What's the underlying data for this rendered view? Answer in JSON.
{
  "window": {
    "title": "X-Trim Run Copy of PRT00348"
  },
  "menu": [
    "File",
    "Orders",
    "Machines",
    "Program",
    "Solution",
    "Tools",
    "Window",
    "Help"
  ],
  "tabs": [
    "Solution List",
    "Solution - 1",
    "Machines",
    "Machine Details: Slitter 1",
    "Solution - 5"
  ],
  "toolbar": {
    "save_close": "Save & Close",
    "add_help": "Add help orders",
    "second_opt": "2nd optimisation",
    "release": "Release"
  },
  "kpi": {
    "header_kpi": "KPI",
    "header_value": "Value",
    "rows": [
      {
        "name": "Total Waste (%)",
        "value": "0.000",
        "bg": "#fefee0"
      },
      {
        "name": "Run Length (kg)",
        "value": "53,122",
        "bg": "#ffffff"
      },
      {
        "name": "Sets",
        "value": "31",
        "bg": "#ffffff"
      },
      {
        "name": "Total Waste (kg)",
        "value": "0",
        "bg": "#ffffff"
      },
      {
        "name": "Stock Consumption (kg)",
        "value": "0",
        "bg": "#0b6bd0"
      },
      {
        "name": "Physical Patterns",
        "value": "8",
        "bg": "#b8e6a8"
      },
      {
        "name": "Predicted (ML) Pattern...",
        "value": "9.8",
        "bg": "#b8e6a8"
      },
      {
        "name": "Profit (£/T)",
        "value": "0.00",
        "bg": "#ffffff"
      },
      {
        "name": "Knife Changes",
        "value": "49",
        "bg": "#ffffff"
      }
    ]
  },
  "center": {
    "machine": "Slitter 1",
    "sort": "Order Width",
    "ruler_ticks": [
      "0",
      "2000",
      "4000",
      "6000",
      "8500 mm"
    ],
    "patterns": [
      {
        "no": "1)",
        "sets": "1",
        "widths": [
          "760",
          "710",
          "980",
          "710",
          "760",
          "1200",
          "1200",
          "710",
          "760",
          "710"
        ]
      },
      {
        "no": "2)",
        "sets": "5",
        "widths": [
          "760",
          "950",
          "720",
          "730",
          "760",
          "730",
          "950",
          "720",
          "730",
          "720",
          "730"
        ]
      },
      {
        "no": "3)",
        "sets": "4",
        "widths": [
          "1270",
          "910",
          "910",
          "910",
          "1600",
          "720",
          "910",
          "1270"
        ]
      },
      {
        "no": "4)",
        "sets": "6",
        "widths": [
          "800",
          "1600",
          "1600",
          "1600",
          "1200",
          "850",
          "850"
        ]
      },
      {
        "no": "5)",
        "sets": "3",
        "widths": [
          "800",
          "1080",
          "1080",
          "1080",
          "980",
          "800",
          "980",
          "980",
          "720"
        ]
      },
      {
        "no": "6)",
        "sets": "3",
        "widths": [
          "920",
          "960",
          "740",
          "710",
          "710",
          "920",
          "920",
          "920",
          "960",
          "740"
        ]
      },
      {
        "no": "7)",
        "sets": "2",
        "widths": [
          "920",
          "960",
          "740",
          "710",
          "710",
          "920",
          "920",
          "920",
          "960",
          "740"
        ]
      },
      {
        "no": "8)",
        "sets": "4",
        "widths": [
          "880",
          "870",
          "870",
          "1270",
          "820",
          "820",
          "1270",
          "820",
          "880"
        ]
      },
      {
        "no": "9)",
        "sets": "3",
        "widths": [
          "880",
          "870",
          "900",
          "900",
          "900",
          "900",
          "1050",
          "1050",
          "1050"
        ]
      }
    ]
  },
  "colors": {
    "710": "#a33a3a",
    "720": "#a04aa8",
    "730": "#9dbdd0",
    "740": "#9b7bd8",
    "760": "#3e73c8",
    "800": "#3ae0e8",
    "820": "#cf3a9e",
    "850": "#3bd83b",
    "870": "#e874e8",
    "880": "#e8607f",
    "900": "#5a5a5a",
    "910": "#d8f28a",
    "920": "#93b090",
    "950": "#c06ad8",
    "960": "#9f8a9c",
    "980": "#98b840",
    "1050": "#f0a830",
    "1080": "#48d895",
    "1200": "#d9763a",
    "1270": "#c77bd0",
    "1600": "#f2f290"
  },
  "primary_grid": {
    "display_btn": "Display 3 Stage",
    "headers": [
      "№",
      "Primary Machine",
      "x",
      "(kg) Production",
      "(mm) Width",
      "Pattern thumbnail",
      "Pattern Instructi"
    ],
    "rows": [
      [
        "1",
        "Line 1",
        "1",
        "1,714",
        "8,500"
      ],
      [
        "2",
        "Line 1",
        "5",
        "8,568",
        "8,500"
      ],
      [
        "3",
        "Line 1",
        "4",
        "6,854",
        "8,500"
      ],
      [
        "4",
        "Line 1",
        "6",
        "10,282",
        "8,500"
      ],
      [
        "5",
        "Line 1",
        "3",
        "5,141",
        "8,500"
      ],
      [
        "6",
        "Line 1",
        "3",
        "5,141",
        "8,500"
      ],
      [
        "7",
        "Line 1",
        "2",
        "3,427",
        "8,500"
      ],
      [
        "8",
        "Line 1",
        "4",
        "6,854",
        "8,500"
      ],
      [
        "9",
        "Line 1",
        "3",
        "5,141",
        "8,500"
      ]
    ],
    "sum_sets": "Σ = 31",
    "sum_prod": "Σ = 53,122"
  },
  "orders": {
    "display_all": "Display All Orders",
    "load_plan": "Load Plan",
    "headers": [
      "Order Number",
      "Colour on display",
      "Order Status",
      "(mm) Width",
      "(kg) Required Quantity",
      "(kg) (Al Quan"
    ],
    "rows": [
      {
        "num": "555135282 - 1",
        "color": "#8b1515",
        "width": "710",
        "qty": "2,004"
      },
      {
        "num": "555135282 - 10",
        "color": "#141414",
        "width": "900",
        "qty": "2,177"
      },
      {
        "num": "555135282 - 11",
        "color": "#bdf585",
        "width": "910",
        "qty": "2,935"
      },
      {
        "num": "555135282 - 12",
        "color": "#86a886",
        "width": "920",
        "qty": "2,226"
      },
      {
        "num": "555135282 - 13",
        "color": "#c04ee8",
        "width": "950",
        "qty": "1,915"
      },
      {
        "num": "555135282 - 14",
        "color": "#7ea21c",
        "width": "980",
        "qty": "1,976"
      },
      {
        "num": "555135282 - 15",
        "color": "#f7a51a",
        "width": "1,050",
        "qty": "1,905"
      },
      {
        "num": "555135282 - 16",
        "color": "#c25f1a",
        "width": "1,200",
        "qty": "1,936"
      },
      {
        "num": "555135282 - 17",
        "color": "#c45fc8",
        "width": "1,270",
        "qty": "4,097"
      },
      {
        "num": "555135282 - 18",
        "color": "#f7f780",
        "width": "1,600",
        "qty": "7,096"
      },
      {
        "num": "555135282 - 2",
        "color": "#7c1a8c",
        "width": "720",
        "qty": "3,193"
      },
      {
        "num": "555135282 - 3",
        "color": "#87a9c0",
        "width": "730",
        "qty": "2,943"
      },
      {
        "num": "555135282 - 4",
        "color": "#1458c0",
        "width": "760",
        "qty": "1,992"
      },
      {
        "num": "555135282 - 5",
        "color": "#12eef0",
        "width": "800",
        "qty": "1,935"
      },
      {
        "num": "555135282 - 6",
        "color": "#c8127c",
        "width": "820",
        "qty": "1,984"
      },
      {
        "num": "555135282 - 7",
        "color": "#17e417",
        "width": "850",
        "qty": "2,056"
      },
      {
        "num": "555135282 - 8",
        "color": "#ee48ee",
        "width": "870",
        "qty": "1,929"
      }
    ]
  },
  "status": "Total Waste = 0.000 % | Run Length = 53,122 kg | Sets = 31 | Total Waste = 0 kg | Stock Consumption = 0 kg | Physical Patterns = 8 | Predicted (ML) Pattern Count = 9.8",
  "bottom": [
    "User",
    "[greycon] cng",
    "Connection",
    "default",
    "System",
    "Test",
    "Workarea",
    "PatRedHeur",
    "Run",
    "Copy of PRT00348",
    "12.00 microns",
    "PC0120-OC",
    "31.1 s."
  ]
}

- [Directive]: What is the number of lines above that hold the string "Copy"? Answer with that number alone.

- [Complete response]: 2